** start Records shown **

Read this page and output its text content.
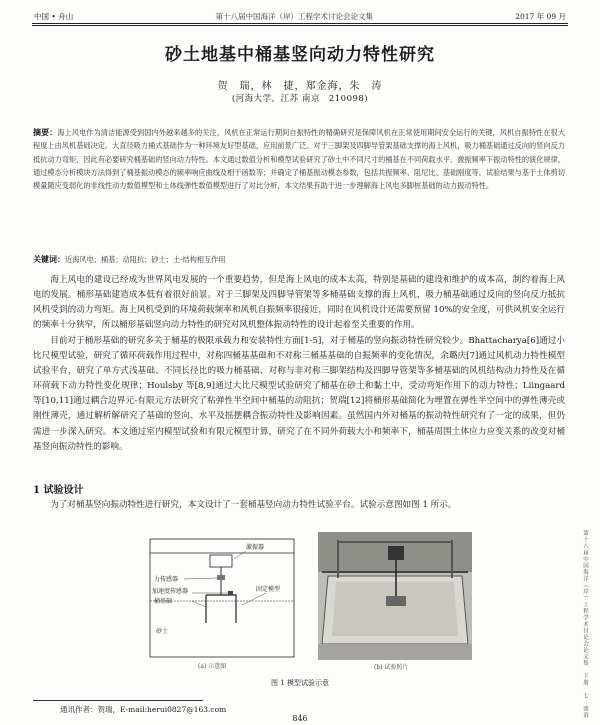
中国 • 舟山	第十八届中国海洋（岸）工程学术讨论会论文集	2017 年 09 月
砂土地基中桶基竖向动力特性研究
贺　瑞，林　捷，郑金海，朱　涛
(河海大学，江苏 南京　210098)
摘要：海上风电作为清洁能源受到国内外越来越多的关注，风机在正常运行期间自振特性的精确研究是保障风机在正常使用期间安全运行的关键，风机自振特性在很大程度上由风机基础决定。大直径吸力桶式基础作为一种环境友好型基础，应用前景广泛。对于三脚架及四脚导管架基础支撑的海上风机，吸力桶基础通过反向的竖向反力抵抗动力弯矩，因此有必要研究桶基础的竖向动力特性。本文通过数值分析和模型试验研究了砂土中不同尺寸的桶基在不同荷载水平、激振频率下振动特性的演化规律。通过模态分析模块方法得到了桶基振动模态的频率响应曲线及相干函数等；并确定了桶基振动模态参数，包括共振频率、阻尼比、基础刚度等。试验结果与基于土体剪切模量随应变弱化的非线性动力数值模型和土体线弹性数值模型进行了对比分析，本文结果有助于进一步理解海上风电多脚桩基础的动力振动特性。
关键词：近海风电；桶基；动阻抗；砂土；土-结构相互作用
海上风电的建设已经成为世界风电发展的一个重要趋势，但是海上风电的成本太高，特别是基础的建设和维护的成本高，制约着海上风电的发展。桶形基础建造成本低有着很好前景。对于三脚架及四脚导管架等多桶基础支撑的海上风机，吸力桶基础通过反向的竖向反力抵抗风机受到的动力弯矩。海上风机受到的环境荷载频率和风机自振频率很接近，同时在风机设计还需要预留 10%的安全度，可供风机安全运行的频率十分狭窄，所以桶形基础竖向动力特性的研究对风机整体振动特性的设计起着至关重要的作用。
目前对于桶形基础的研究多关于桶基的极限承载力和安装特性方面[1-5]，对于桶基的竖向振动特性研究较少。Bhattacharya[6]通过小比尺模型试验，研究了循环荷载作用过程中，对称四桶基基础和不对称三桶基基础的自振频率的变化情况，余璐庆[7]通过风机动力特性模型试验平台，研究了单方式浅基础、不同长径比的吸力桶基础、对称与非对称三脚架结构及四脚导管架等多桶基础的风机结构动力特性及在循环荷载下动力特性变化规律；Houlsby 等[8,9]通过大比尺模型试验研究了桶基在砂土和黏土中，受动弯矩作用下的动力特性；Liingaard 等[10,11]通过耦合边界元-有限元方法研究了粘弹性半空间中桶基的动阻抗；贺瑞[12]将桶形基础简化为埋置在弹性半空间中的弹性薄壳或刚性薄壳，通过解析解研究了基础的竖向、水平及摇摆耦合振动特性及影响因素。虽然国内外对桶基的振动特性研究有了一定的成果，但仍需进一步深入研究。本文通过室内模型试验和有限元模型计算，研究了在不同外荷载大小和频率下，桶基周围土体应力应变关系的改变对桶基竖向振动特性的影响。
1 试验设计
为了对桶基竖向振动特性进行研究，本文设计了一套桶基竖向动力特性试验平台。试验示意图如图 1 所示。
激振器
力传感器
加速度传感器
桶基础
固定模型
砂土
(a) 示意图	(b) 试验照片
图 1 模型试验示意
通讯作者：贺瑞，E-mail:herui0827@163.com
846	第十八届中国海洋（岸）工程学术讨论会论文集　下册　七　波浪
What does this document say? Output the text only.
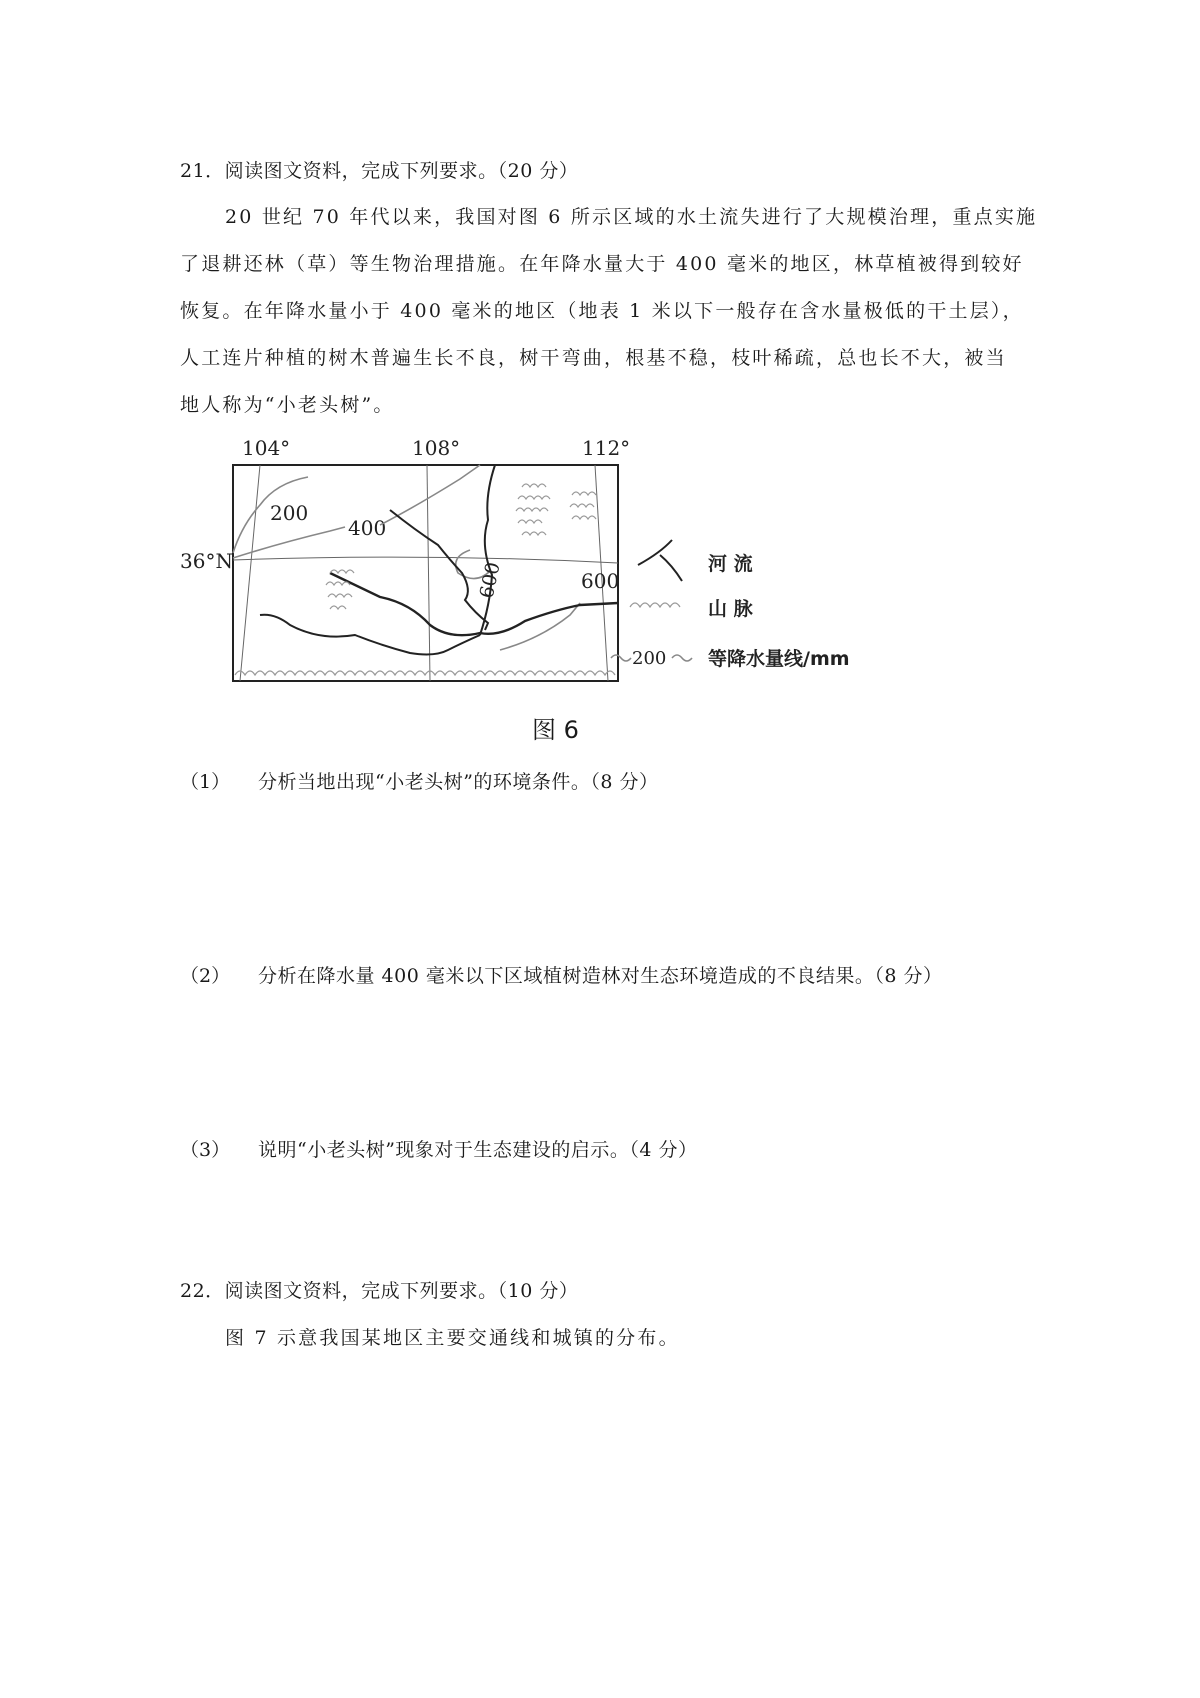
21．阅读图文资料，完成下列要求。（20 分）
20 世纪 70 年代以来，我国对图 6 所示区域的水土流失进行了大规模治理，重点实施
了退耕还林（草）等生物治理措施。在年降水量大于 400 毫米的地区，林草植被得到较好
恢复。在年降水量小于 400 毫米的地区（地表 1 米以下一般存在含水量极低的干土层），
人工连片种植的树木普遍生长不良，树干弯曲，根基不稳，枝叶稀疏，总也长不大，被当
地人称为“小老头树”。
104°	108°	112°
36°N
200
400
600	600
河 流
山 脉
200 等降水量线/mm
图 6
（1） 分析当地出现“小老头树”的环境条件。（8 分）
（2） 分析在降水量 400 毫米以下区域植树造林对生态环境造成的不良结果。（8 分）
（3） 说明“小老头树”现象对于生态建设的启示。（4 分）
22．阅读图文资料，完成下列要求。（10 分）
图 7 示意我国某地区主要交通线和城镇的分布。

** end Records shown **

• Exercise task: Filter the data, keeping only the lines that contain "this".

• Reply:
Read this page and output its text content.
What does this document say? Output the text only.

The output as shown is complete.